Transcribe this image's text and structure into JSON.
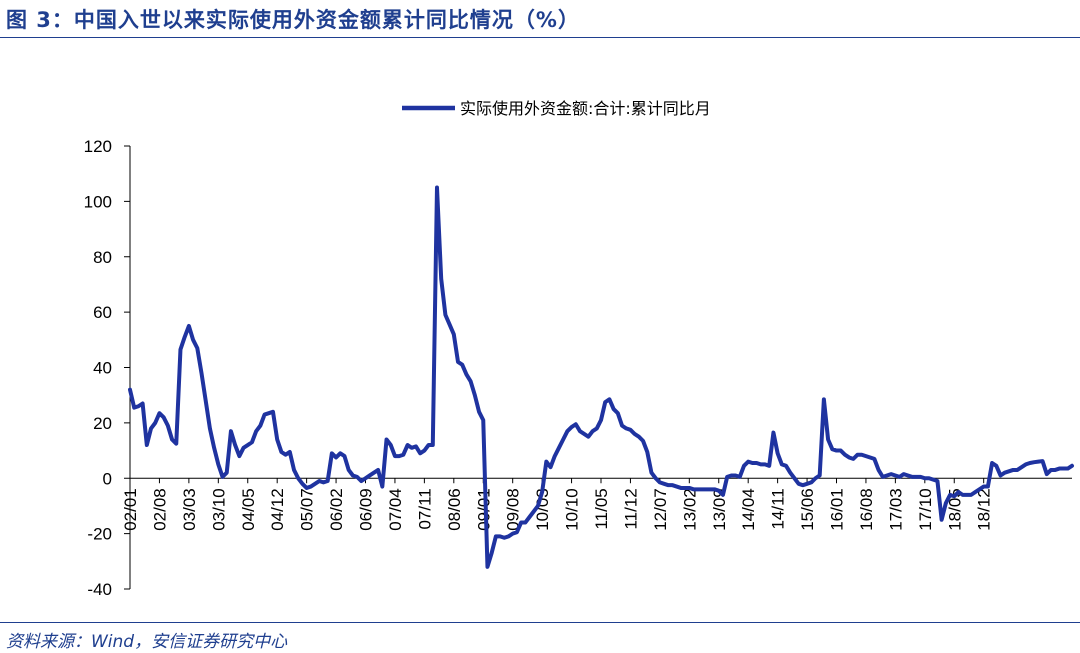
{
  "header": {
    "title": "图 3：中国入世以来实际使用外资金额累计同比情况（%）"
  },
  "footer": {
    "source": "资料来源：Wind，安信证券研究中心"
  },
  "colors": {
    "series": "#1f33a0",
    "text": "#1f3f8f"
  },
  "chart_data": {
    "type": "line",
    "title": "",
    "xlabel": "",
    "ylabel": "",
    "ylim": [
      -40,
      120
    ],
    "yticks": [
      -40,
      -20,
      0,
      20,
      40,
      60,
      80,
      100,
      120
    ],
    "xticks": [
      "02/01",
      "02/08",
      "03/03",
      "03/10",
      "04/05",
      "04/12",
      "05/07",
      "06/02",
      "06/09",
      "07/04",
      "07/11",
      "08/06",
      "09/01",
      "09/08",
      "10/03",
      "10/10",
      "11/05",
      "11/12",
      "12/07",
      "13/02",
      "13/09",
      "14/04",
      "14/11",
      "15/06",
      "16/01",
      "16/08",
      "17/03",
      "17/10",
      "18/05",
      "18/12"
    ],
    "legend_position": "top-center",
    "grid": false,
    "series": [
      {
        "name": "实际使用外资金额:合计:累计同比月",
        "start": "2002/01",
        "end": "2019/04",
        "values": [
          32,
          25.5,
          26,
          27,
          12,
          18,
          20,
          23.5,
          22,
          19,
          14,
          12.5,
          46.5,
          51,
          55,
          50,
          47,
          38,
          28,
          18,
          11,
          5,
          0.5,
          2,
          17,
          12,
          8,
          11,
          12,
          13,
          17,
          19,
          23,
          23.5,
          24,
          14,
          9.5,
          8.5,
          9.5,
          3,
          0,
          -2,
          -3.5,
          -3,
          -2,
          -1,
          -1.5,
          -1,
          9,
          7.5,
          9,
          8,
          3,
          1,
          0.5,
          -1,
          0,
          1,
          2,
          3,
          -3,
          14,
          12,
          8,
          8,
          8.5,
          12,
          11,
          11.5,
          9,
          10,
          12,
          12,
          105,
          72,
          59,
          55.5,
          52,
          42,
          41,
          37.5,
          35,
          30,
          24,
          21,
          -32,
          -27,
          -21,
          -21,
          -21.5,
          -21,
          -20,
          -19.5,
          -16,
          -16,
          -14,
          -12,
          -10,
          -5,
          6,
          4,
          8,
          11,
          14,
          17,
          18.5,
          19.5,
          17,
          16,
          15,
          17,
          18,
          21,
          27.5,
          28.5,
          25,
          23.5,
          19,
          18,
          17.5,
          16,
          15,
          13.5,
          9.5,
          2,
          0,
          -1.5,
          -2,
          -2.5,
          -2.5,
          -3,
          -3.5,
          -3.5,
          -3.5,
          -4,
          -4,
          -4,
          -4,
          -4,
          -4,
          -4.5,
          -6,
          0.5,
          1,
          1,
          0.5,
          4.5,
          6,
          5.5,
          5.5,
          5,
          5,
          4.5,
          16.5,
          9,
          5,
          4.5,
          2,
          0,
          -2,
          -2.5,
          -2,
          -1.5,
          0,
          1,
          28.5,
          14,
          10.5,
          10,
          10,
          8.5,
          7.5,
          7,
          8.5,
          8.5,
          8,
          7.5,
          7,
          3,
          0.5,
          1,
          1.5,
          1,
          0.5,
          1.5,
          1,
          0.5,
          0.5,
          0.5,
          0,
          0,
          -0.5,
          -1,
          -15,
          -9,
          -6,
          -6.5,
          -5,
          -6,
          -6,
          -6,
          -5,
          -4,
          -3,
          -3,
          5.5,
          4.5,
          1,
          2,
          2.5,
          3,
          3,
          4,
          5,
          5.5,
          5.8,
          6,
          6.2,
          1.5,
          3,
          3,
          3.5,
          3.5,
          3.5,
          4.5
        ]
      }
    ]
  }
}
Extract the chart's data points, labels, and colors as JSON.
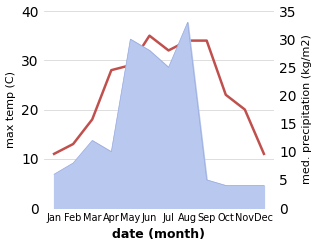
{
  "months": [
    "Jan",
    "Feb",
    "Mar",
    "Apr",
    "May",
    "Jun",
    "Jul",
    "Aug",
    "Sep",
    "Oct",
    "Nov",
    "Dec"
  ],
  "temperature": [
    11,
    13,
    18,
    28,
    29,
    35,
    32,
    34,
    34,
    23,
    20,
    11
  ],
  "precipitation": [
    6,
    8,
    12,
    10,
    30,
    28,
    25,
    33,
    5,
    4,
    4,
    4
  ],
  "temp_color": "#c0504d",
  "precip_fill_color": "#b8c8ee",
  "precip_edge_color": "#9aaade",
  "xlabel": "date (month)",
  "ylabel_left": "max temp (C)",
  "ylabel_right": "med. precipitation (kg/m2)",
  "ylim_left": [
    0,
    40
  ],
  "ylim_right": [
    0,
    35
  ],
  "yticks_left": [
    0,
    10,
    20,
    30,
    40
  ],
  "yticks_right": [
    0,
    5,
    10,
    15,
    20,
    25,
    30,
    35
  ],
  "bg_color": "#ffffff",
  "grid_color": "#d0d0d0",
  "temp_linewidth": 1.8,
  "xlabel_fontsize": 9,
  "ylabel_fontsize": 8,
  "tick_fontsize": 7
}
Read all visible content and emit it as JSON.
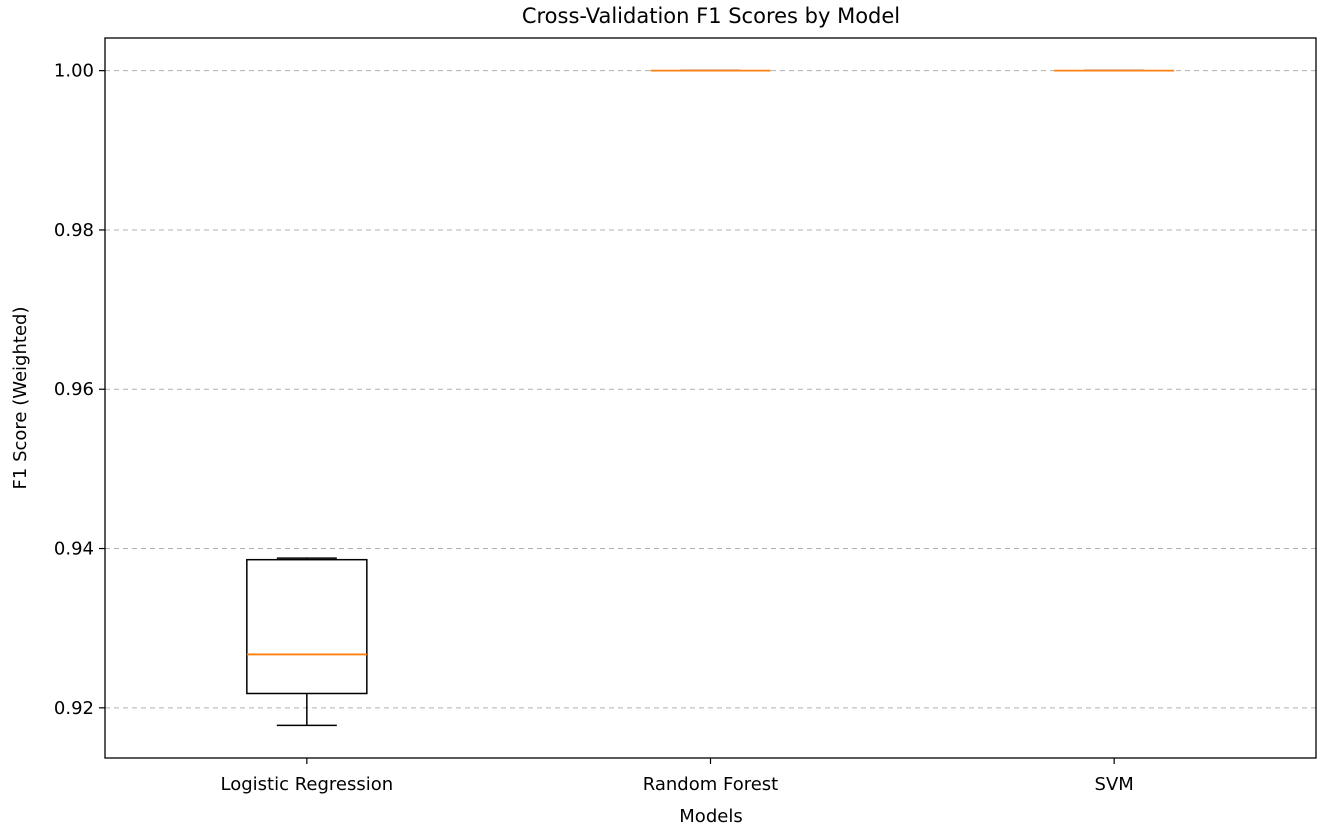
######
TASK TO CARRY OUT:
Every line that holds the word "JSON" should be extracted.

FINISHED ANSWER:
Transcribe this image's text and structure into JSON.
Extract the chart's data points, labels, and colors as JSON.
Read all visible content and emit it as JSON.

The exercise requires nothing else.